▶ _Exercise_
Print every entry, word for word, and skip the images.

[START Data shown]

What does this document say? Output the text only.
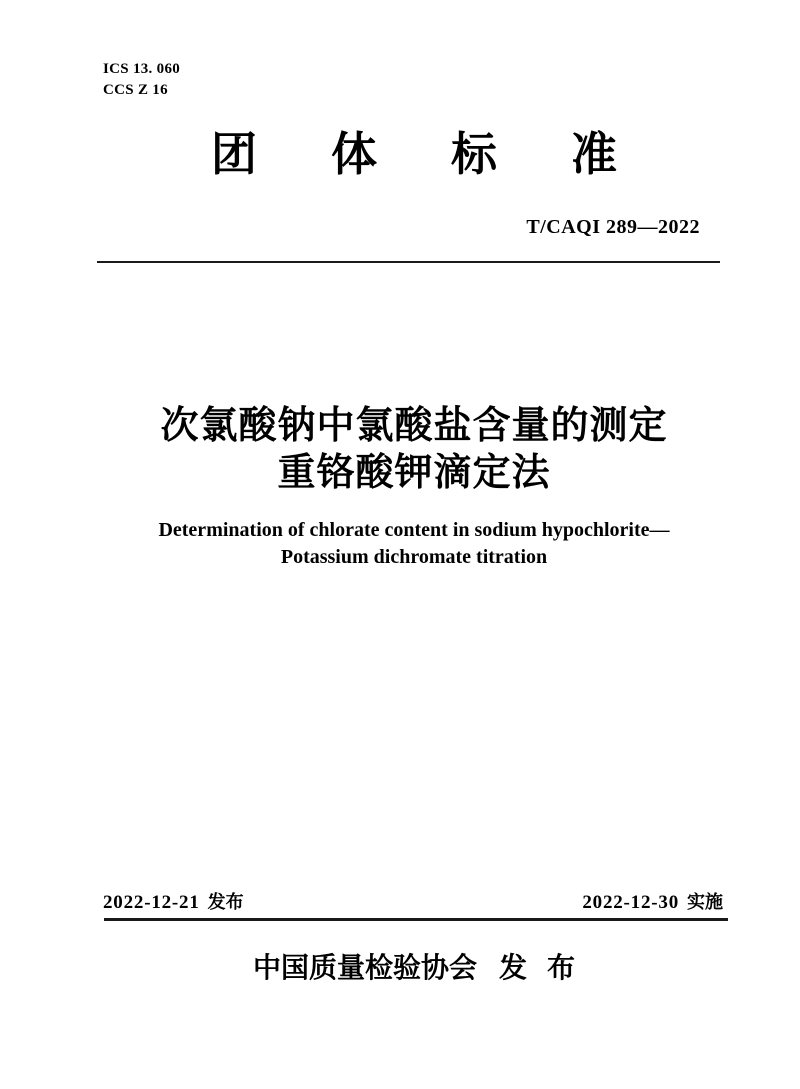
ICS 13. 060
CCS Z 16
团体标准
T/CAQI 289—2022
次氯酸钠中氯酸盐含量的测定
重铬酸钾滴定法
Determination of chlorate content in sodium hypochlorite—
Potassium dichromate titration
2022-12-21 发布	2022-12-30 实施
中国质量检验协会 发布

[END Data shown]

▶ _Task output_
What does this document say? Output the text only.
ICS 13. 060
CCS Z 16
团体标准
T/CAQI 289—2022
次氯酸钠中氯酸盐含量的测定
重铬酸钾滴定法
Determination of chlorate content in sodium hypochlorite—
Potassium dichromate titration
2022-12-21 发布	2022-12-30 实施
中国质量检验协会 发布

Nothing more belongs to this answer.